- _What you are asked to do_
Find every line in the records below that contains the word "name", and copy each such line.

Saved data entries
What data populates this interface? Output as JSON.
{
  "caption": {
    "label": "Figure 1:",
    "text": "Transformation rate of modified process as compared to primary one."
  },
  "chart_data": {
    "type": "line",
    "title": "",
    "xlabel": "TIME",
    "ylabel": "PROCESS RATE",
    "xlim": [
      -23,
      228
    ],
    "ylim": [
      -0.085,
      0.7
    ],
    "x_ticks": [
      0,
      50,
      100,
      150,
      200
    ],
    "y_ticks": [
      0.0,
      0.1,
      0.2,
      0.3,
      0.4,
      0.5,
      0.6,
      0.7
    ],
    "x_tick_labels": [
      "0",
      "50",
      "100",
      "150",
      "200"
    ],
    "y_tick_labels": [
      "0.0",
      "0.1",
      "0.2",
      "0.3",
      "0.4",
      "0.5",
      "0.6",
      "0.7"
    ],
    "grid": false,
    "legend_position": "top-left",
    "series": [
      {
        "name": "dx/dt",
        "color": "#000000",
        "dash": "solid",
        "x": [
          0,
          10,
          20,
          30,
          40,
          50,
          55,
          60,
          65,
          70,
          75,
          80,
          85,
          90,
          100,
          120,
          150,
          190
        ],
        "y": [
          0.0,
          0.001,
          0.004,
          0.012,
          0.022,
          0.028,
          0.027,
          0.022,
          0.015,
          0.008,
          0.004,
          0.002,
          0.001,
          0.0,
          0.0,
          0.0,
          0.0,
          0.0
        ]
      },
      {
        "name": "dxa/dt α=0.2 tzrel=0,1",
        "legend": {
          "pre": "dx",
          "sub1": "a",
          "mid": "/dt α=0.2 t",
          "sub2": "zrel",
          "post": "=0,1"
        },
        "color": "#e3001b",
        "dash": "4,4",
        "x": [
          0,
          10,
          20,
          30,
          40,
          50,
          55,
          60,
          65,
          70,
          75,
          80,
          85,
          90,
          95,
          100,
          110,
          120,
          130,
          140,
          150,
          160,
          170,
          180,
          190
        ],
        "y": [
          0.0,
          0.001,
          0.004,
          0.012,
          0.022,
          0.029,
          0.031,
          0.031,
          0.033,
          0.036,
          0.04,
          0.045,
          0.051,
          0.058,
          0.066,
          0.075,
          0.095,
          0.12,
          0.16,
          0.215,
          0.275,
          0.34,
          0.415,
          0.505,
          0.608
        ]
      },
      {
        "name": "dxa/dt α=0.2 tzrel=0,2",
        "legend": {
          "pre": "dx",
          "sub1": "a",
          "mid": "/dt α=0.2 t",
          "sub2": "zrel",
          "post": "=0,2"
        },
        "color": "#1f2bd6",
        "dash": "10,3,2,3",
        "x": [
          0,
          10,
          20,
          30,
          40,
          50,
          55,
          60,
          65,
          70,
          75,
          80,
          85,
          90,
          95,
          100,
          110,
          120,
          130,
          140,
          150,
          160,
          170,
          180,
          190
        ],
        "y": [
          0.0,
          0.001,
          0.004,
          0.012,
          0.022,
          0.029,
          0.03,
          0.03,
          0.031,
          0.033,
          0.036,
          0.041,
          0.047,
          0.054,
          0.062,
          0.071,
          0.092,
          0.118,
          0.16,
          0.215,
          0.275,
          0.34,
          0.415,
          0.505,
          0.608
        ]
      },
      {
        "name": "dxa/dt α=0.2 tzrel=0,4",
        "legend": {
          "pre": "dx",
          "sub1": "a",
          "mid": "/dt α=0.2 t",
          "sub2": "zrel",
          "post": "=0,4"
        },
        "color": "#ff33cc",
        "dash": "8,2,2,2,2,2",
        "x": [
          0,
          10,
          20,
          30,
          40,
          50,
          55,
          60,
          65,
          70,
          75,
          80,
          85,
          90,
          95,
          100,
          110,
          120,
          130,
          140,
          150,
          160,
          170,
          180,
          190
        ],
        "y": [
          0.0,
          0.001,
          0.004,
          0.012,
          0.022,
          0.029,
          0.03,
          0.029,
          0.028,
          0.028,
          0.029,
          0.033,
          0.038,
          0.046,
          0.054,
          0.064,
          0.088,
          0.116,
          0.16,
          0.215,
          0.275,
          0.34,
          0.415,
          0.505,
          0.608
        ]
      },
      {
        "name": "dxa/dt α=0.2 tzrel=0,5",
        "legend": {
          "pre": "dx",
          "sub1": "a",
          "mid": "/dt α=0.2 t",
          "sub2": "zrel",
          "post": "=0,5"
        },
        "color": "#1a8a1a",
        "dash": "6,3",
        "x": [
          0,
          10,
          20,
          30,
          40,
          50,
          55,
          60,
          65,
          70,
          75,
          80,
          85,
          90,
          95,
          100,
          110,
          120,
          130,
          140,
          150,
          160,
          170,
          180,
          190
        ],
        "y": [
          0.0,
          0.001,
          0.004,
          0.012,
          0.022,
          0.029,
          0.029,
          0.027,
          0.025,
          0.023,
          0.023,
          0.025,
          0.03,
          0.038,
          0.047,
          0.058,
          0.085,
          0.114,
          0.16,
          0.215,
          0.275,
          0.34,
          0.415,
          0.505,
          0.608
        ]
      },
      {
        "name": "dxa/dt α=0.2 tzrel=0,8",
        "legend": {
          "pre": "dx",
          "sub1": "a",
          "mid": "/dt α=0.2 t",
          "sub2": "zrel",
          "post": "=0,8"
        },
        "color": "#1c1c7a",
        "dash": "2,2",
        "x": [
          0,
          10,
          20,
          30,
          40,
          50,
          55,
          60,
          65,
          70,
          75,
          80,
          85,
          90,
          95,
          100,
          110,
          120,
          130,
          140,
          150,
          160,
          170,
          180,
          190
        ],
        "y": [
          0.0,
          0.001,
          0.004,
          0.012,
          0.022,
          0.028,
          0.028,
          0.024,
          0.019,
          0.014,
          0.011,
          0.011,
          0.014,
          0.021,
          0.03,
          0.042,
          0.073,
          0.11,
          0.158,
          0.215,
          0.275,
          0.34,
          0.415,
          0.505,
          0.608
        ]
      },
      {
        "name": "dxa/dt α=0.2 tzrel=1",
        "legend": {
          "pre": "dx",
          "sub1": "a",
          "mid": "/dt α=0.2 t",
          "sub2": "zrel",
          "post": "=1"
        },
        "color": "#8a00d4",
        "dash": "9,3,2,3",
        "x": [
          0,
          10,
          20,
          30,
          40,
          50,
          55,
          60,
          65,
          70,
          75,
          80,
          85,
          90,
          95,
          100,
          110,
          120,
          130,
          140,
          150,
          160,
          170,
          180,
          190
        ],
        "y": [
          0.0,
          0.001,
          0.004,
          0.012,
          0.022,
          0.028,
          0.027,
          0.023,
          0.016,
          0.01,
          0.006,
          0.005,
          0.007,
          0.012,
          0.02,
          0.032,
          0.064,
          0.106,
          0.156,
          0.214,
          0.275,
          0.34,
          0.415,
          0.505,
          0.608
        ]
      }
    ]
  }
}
---
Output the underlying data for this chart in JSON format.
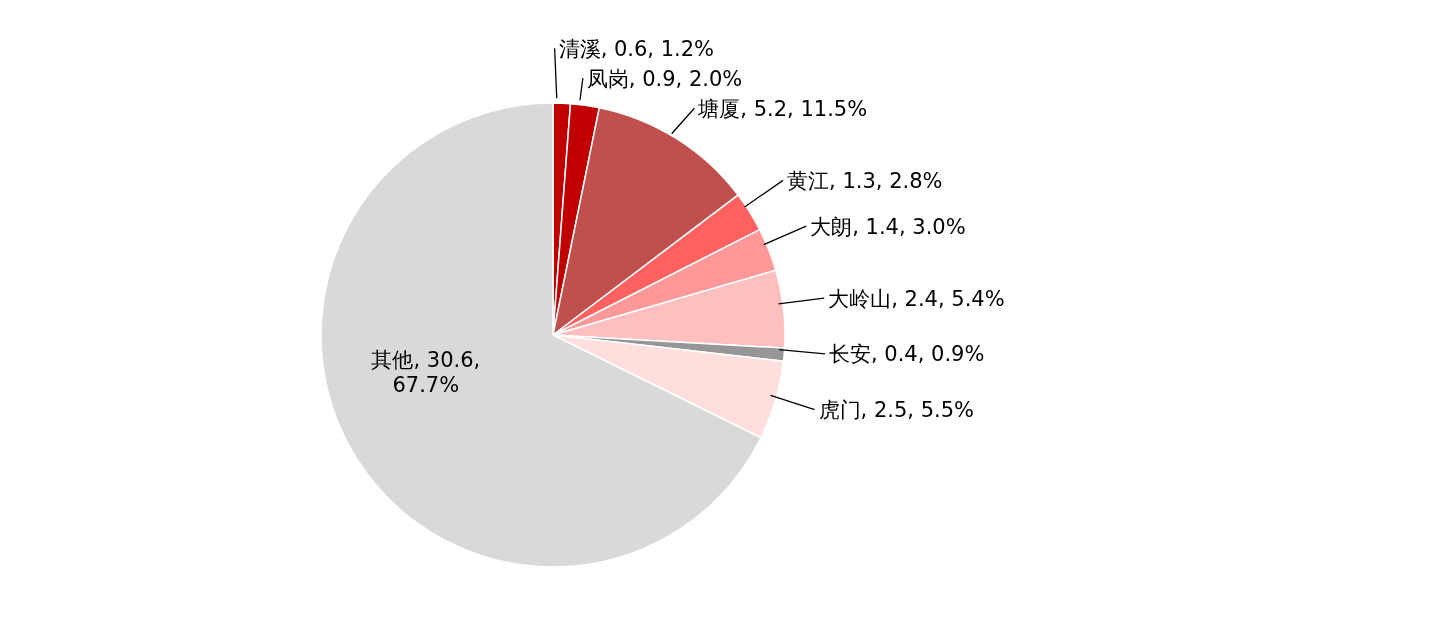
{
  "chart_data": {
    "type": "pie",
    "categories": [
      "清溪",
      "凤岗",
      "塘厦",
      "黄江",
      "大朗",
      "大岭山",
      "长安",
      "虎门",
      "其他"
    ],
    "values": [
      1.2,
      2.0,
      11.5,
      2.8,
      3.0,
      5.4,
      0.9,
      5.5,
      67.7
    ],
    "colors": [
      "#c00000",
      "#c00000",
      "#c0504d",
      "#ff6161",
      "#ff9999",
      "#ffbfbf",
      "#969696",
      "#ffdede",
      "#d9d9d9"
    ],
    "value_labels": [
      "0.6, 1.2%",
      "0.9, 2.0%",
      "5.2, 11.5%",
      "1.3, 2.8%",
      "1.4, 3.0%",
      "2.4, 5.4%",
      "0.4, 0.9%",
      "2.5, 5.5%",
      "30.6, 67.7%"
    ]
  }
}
==
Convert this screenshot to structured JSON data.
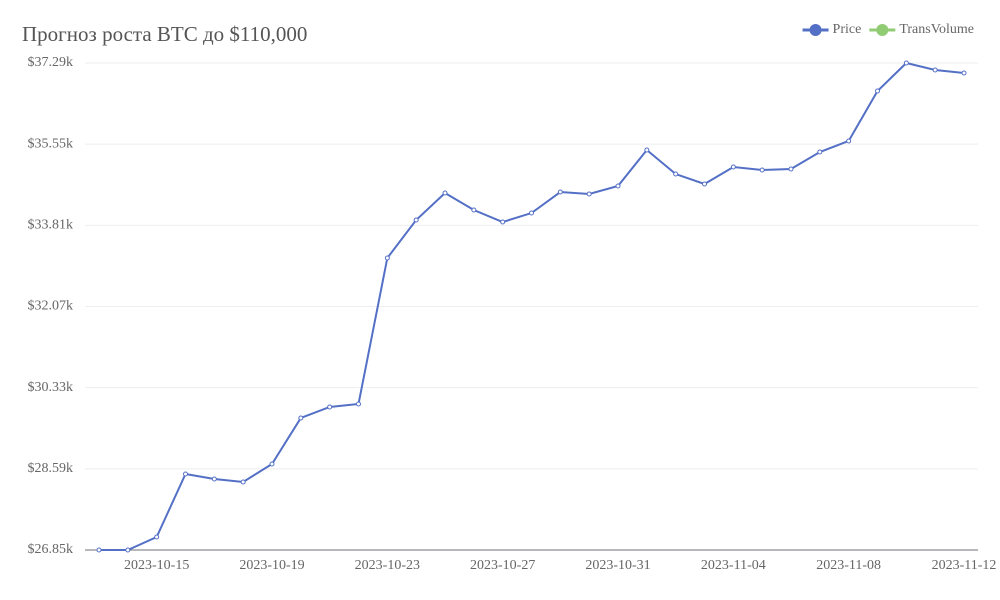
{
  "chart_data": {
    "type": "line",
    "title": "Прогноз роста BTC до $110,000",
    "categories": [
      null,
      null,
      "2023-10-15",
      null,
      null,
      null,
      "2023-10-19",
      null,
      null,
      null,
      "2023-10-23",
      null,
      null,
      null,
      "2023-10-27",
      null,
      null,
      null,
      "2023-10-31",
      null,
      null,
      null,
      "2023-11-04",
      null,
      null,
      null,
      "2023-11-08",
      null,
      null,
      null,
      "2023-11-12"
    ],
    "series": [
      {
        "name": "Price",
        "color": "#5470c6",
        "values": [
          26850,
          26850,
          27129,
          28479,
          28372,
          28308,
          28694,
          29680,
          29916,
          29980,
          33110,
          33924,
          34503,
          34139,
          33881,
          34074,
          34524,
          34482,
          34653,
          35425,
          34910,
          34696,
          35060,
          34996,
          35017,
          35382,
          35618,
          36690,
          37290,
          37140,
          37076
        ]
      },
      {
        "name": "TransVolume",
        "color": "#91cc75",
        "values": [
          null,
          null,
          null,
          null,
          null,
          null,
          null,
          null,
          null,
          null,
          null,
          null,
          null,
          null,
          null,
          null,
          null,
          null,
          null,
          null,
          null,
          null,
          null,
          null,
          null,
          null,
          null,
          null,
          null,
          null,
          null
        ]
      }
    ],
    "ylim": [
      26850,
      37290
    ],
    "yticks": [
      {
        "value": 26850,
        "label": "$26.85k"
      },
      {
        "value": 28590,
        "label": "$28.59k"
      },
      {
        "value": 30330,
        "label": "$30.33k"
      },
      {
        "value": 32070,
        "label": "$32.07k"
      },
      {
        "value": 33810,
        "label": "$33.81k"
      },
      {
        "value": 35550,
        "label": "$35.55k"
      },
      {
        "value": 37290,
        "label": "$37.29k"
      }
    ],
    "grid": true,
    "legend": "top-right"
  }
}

- _Response to this task_
        "name": "dx/dt",
        "name": "dxa/dt α=0.2 tzrel=0,1",
        "name": "dxa/dt α=0.2 tzrel=0,2",
        "name": "dxa/dt α=0.2 tzrel=0,4",
        "name": "dxa/dt α=0.2 tzrel=0,5",
        "name": "dxa/dt α=0.2 tzrel=0,8",
        "name": "dxa/dt α=0.2 tzrel=1",
        "name": "Price",
        "name": "TransVolume",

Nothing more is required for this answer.